HOW TO COMPLETE THIS TASK: Copy each entry below exactly. No images.

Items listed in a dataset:
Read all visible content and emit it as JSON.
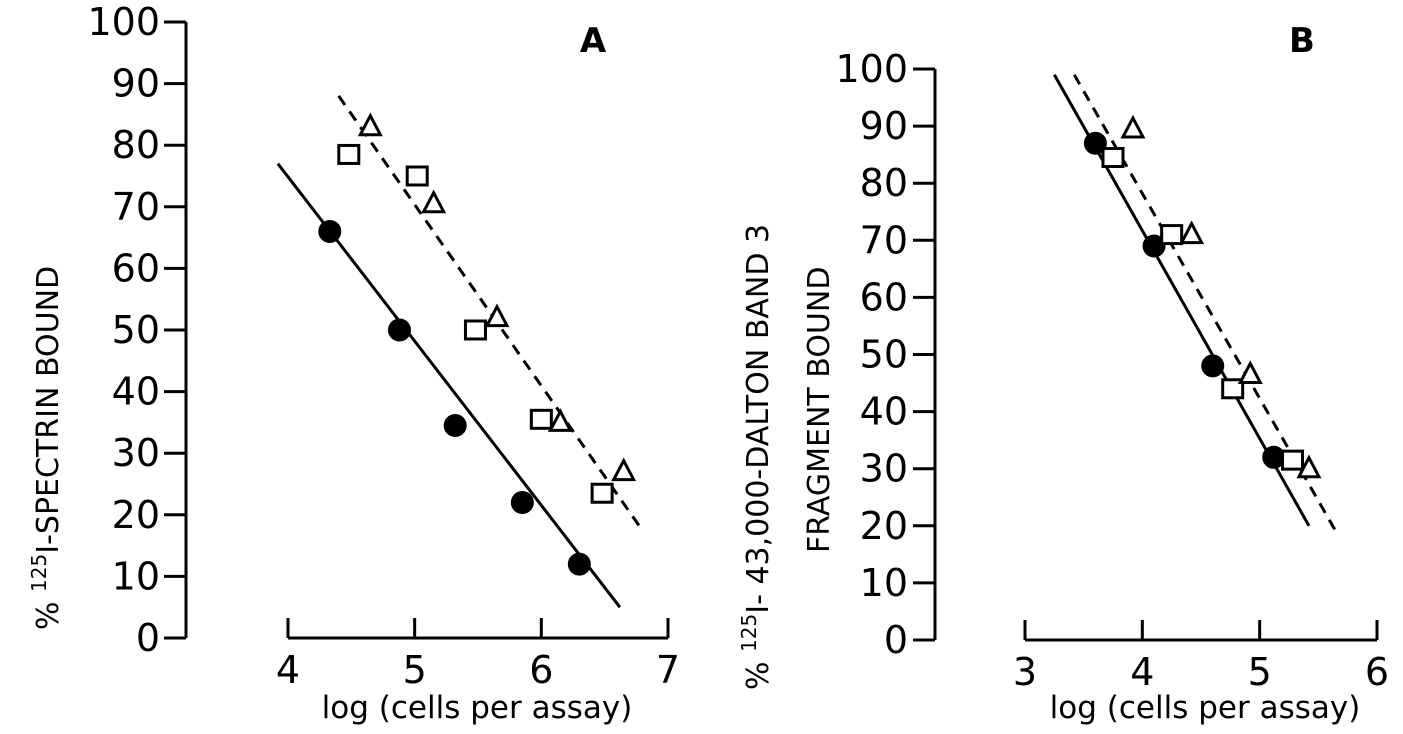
{
  "chart_data": [
    {
      "type": "scatter",
      "panel": "A",
      "title": "A",
      "xlabel": "log (cells per assay)",
      "ylabel_sup": "125",
      "ylabel_pre": "% ",
      "ylabel_main": "I-SPECTRIN BOUND",
      "xlim": [
        4,
        7
      ],
      "ylim": [
        0,
        100
      ],
      "xticks": [
        4,
        5,
        6,
        7
      ],
      "yticks": [
        0,
        10,
        20,
        30,
        40,
        50,
        60,
        70,
        80,
        90,
        100
      ],
      "grid": false,
      "series": [
        {
          "marker": "filled-circle",
          "line": "solid",
          "points": [
            [
              4.33,
              66
            ],
            [
              4.88,
              50
            ],
            [
              5.32,
              34.5
            ],
            [
              5.85,
              22
            ],
            [
              6.3,
              12
            ]
          ],
          "fit": [
            [
              3.92,
              77
            ],
            [
              6.62,
              5
            ]
          ]
        },
        {
          "marker": "open-square",
          "line": "dashed",
          "points": [
            [
              4.48,
              78.5
            ],
            [
              5.02,
              75
            ],
            [
              5.48,
              50
            ],
            [
              6.0,
              35.5
            ],
            [
              6.48,
              23.5
            ]
          ],
          "fit": [
            [
              4.4,
              88
            ],
            [
              6.78,
              18
            ]
          ]
        },
        {
          "marker": "open-triangle",
          "line": "dashed",
          "points": [
            [
              4.65,
              83
            ],
            [
              5.15,
              70.5
            ],
            [
              5.65,
              52
            ],
            [
              6.15,
              35
            ],
            [
              6.65,
              27
            ]
          ]
        }
      ]
    },
    {
      "type": "scatter",
      "panel": "B",
      "title": "B",
      "xlabel": "log (cells per assay)",
      "ylabel_sup": "125",
      "ylabel_pre": "% ",
      "ylabel_main": "I- 43,000-DALTON BAND 3",
      "ylabel_line2": "FRAGMENT BOUND",
      "xlim": [
        3,
        6
      ],
      "ylim": [
        0,
        100
      ],
      "xticks": [
        3,
        4,
        5,
        6
      ],
      "yticks": [
        0,
        10,
        20,
        30,
        40,
        50,
        60,
        70,
        80,
        90,
        100
      ],
      "grid": false,
      "series": [
        {
          "marker": "filled-circle",
          "line": "solid",
          "points": [
            [
              3.6,
              87
            ],
            [
              4.1,
              69
            ],
            [
              4.6,
              48
            ],
            [
              5.12,
              32
            ]
          ],
          "fit": [
            [
              3.25,
              99
            ],
            [
              5.42,
              20
            ]
          ]
        },
        {
          "marker": "open-square",
          "line": "dashed",
          "points": [
            [
              3.75,
              84.5
            ],
            [
              4.25,
              71
            ],
            [
              4.77,
              44
            ],
            [
              5.28,
              31.5
            ]
          ],
          "fit": [
            [
              3.42,
              99
            ],
            [
              5.65,
              19
            ]
          ]
        },
        {
          "marker": "open-triangle",
          "line": "dashed",
          "points": [
            [
              3.92,
              89.5
            ],
            [
              4.42,
              71
            ],
            [
              4.92,
              46.5
            ],
            [
              5.42,
              30
            ]
          ]
        }
      ]
    }
  ]
}
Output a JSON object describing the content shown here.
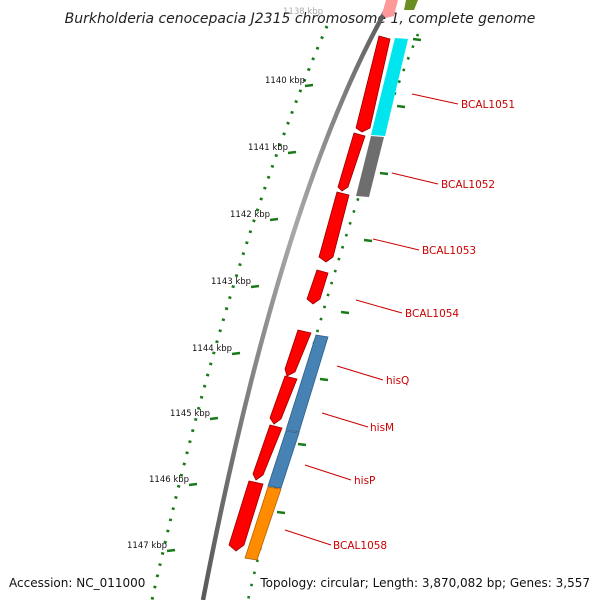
{
  "title": "Burkholderia cenocepacia J2315 chromosome 1, complete genome",
  "partial_top_label": "1138 kbp",
  "ruler_labels": [
    "1140 kbp",
    "1141 kbp",
    "1142 kbp",
    "1143 kbp",
    "1144 kbp",
    "1145 kbp",
    "1146 kbp",
    "1147 kbp"
  ],
  "gene_labels": [
    "BCAL1051",
    "BCAL1052",
    "BCAL1053",
    "BCAL1054",
    "hisQ",
    "hisM",
    "hisP",
    "BCAL1058"
  ],
  "footer": {
    "accession": "Accession: NC_011000",
    "summary": "Topology: circular; Length: 3,870,082 bp; Genes: 3,557"
  },
  "colors": {
    "backbone": "#808080",
    "cds": "#ff0000",
    "gene_label": "#cc0000",
    "ticks": "#1a7a1a",
    "feature_cyan": "#00e5ee",
    "feature_gray": "#6e6e6e",
    "feature_steelblue": "#4682b4",
    "feature_orange": "#ff8c00",
    "feature_olive": "#6b8e23"
  }
}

EXERCISE ANSWER:
Read all visible content and emit it as JSON.
{
  "chart_data": [
    {
      "type": "scatter",
      "panel": "A",
      "title": "A",
      "xlabel": "log (cells per assay)",
      "ylabel_sup": "125",
      "ylabel_pre": "% ",
      "ylabel_main": "I-SPECTRIN BOUND",
      "xlim": [
        4,
        7
      ],
      "ylim": [
        0,
        100
      ],
      "xticks": [
        4,
        5,
        6,
        7
      ],
      "yticks": [
        0,
        10,
        20,
        30,
        40,
        50,
        60,
        70,
        80,
        90,
        100
      ],
      "grid": false,
      "series": [
        {
          "marker": "filled-circle",
          "line": "solid",
          "points": [
            [
              4.33,
              66
            ],
            [
              4.88,
              50
            ],
            [
              5.32,
              34.5
            ],
            [
              5.85,
              22
            ],
            [
              6.3,
              12
            ]
          ],
          "fit": [
            [
              3.92,
              77
            ],
            [
              6.62,
              5
            ]
          ]
        },
        {
          "marker": "open-square",
          "line": "dashed",
          "points": [
            [
              4.48,
              78.5
            ],
            [
              5.02,
              75
            ],
            [
              5.48,
              50
            ],
            [
              6.0,
              35.5
            ],
            [
              6.48,
              23.5
            ]
          ],
          "fit": [
            [
              4.4,
              88
            ],
            [
              6.78,
              18
            ]
          ]
        },
        {
          "marker": "open-triangle",
          "line": "dashed",
          "points": [
            [
              4.65,
              83
            ],
            [
              5.15,
              70.5
            ],
            [
              5.65,
              52
            ],
            [
              6.15,
              35
            ],
            [
              6.65,
              27
            ]
          ]
        }
      ]
    },
    {
      "type": "scatter",
      "panel": "B",
      "title": "B",
      "xlabel": "log (cells per assay)",
      "ylabel_sup": "125",
      "ylabel_pre": "% ",
      "ylabel_main": "I- 43,000-DALTON BAND 3",
      "ylabel_line2": "FRAGMENT BOUND",
      "xlim": [
        3,
        6
      ],
      "ylim": [
        0,
        100
      ],
      "xticks": [
        3,
        4,
        5,
        6
      ],
      "yticks": [
        0,
        10,
        20,
        30,
        40,
        50,
        60,
        70,
        80,
        90,
        100
      ],
      "grid": false,
      "series": [
        {
          "marker": "filled-circle",
          "line": "solid",
          "points": [
            [
              3.6,
              87
            ],
            [
              4.1,
              69
            ],
            [
              4.6,
              48
            ],
            [
              5.12,
              32
            ]
          ],
          "fit": [
            [
              3.25,
              99
            ],
            [
              5.42,
              20
            ]
          ]
        },
        {
          "marker": "open-square",
          "line": "dashed",
          "points": [
            [
              3.75,
              84.5
            ],
            [
              4.25,
              71
            ],
            [
              4.77,
              44
            ],
            [
              5.28,
              31.5
            ]
          ],
          "fit": [
            [
              3.42,
              99
            ],
            [
              5.65,
              19
            ]
          ]
        },
        {
          "marker": "open-triangle",
          "line": "dashed",
          "points": [
            [
              3.92,
              89.5
            ],
            [
              4.42,
              71
            ],
            [
              4.92,
              46.5
            ],
            [
              5.42,
              30
            ]
          ]
        }
      ]
    }
  ]
}
Output a JSON object describing the content shown here.
{
  "title": "Burkholderia cenocepacia J2315 chromosome 1, complete genome",
  "partial_top_label": "1138 kbp",
  "ruler_labels": [
    "1140 kbp",
    "1141 kbp",
    "1142 kbp",
    "1143 kbp",
    "1144 kbp",
    "1145 kbp",
    "1146 kbp",
    "1147 kbp"
  ],
  "gene_labels": [
    "BCAL1051",
    "BCAL1052",
    "BCAL1053",
    "BCAL1054",
    "hisQ",
    "hisM",
    "hisP",
    "BCAL1058"
  ],
  "footer": {
    "accession": "Accession: NC_011000",
    "summary": "Topology: circular; Length: 3,870,082 bp; Genes: 3,557"
  },
  "colors": {
    "backbone": "#808080",
    "cds": "#ff0000",
    "gene_label": "#cc0000",
    "ticks": "#1a7a1a",
    "feature_cyan": "#00e5ee",
    "feature_gray": "#6e6e6e",
    "feature_steelblue": "#4682b4",
    "feature_orange": "#ff8c00",
    "feature_olive": "#6b8e23"
  }
}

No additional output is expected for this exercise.